**GIVEN PROBLEM**
Present every row below as a Markdown table with two columns, Line No. and Entry, omitting any blank lines.

**SOURCE MATERIAL**

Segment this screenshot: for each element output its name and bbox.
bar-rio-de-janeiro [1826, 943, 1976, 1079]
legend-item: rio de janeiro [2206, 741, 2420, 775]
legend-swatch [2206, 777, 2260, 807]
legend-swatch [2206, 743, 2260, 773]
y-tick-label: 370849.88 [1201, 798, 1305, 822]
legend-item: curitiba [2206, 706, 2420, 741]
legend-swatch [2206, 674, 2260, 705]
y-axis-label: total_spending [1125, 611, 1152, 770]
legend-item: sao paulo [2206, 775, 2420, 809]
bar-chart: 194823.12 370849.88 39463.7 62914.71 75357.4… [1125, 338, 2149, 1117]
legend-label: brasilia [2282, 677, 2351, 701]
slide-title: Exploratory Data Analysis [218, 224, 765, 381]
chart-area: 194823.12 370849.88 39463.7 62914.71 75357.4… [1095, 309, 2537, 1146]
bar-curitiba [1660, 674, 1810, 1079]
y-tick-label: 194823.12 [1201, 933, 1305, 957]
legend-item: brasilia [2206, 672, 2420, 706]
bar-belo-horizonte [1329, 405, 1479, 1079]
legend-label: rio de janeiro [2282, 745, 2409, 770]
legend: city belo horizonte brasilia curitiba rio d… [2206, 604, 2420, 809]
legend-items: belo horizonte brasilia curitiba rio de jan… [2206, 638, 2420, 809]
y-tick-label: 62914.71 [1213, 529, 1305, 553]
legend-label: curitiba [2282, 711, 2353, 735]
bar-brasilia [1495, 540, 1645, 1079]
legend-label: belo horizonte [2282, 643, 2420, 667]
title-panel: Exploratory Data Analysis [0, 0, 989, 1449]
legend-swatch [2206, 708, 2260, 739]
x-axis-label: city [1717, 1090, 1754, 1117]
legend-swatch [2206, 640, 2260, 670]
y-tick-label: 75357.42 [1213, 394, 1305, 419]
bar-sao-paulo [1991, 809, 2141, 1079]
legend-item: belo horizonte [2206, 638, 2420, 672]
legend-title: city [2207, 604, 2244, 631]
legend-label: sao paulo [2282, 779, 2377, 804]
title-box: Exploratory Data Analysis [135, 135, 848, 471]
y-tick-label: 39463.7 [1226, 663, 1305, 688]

**SOLUTION TO THE PROBLEM**
| Line No. | Entry |
|---|---|
| 1 | Segment this screenshot: for each element output its name and bbox. |
| 2 | bar-rio-de-janeiro [1826, 943, 1976, 1079] |
| 3 | legend-item: rio de janeiro [2206, 741, 2420, 775] |
| 4 | legend-swatch [2206, 777, 2260, 807] |
| 5 | legend-swatch [2206, 743, 2260, 773] |
| 6 | y-tick-label: 370849.88 [1201, 798, 1305, 822] |
| 7 | legend-item: curitiba [2206, 706, 2420, 741] |
| 8 | legend-swatch [2206, 674, 2260, 705] |
| 9 | y-axis-label: total_spending [1125, 611, 1152, 770] |
| 10 | legend-item: sao paulo [2206, 775, 2420, 809] |
| 11 | bar-chart: 194823.12 370849.88 39463.7 62914.71 75357.4… [1125, 338, 2149, 1117] |
| 12 | legend-label: brasilia [2282, 677, 2351, 701] |
| 13 | slide-title: Exploratory Data Analysis [218, 224, 765, 381] |
| 14 | chart-area: 194823.12 370849.88 39463.7 62914.71 75357.4… [1095, 309, 2537, 1146] |
| 15 | bar-curitiba [1660, 674, 1810, 1079] |
| 16 | y-tick-label: 194823.12 [1201, 933, 1305, 957] |
| 17 | legend-item: brasilia [2206, 672, 2420, 706] |
| 18 | bar-belo-horizonte [1329, 405, 1479, 1079] |
| 19 | legend-label: rio de janeiro [2282, 745, 2409, 770] |
| 20 | legend: city belo horizonte brasilia curitiba rio d… [2206, 604, 2420, 809] |
| 21 | legend-items: belo horizonte brasilia curitiba rio de jan… [2206, 638, 2420, 809] |
| 22 | y-tick-label: 62914.71 [1213, 529, 1305, 553] |
| 23 | legend-label: curitiba [2282, 711, 2353, 735] |
| 24 | bar-brasilia [1495, 540, 1645, 1079] |
| 25 | legend-label: belo horizonte [2282, 643, 2420, 667] |
| 26 | title-panel: Exploratory Data Analysis [0, 0, 989, 1449] |
| 27 | legend-swatch [2206, 708, 2260, 739] |
| 28 | x-axis-label: city [1717, 1090, 1754, 1117] |
| 29 | legend-swatch [2206, 640, 2260, 670] |
| 30 | y-tick-label: 75357.42 [1213, 394, 1305, 419] |
| 31 | bar-sao-paulo [1991, 809, 2141, 1079] |
| 32 | legend-item: belo horizonte [2206, 638, 2420, 672] |
| 33 | legend-title: city [2207, 604, 2244, 631] |
| 34 | legend-label: sao paulo [2282, 779, 2377, 804] |
| 35 | title-box: Exploratory Data Analysis [135, 135, 848, 471] |
| 36 | y-tick-label: 39463.7 [1226, 663, 1305, 688] |